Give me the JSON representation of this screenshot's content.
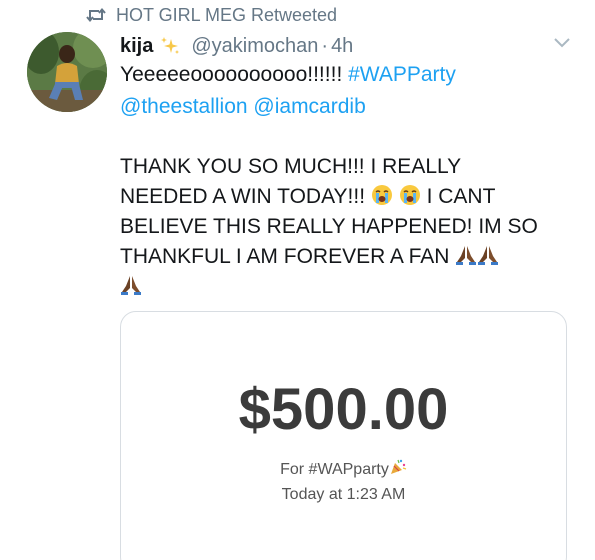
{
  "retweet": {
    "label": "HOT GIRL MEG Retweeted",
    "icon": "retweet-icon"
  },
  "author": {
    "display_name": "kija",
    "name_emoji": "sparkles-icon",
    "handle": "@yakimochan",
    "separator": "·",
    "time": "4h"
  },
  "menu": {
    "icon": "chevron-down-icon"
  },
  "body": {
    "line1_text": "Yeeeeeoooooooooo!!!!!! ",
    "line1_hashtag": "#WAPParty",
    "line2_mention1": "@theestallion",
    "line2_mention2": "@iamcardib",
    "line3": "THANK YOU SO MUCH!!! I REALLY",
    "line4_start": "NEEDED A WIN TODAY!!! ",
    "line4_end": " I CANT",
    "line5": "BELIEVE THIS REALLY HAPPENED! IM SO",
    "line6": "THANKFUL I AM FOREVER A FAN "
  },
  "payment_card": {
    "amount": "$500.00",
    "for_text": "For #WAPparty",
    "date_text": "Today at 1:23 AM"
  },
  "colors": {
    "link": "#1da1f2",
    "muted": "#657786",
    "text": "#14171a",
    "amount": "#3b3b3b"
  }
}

## Brief
Count every line above that holds the string "REALLY" and give the total, nothing more.

## Result of the task
2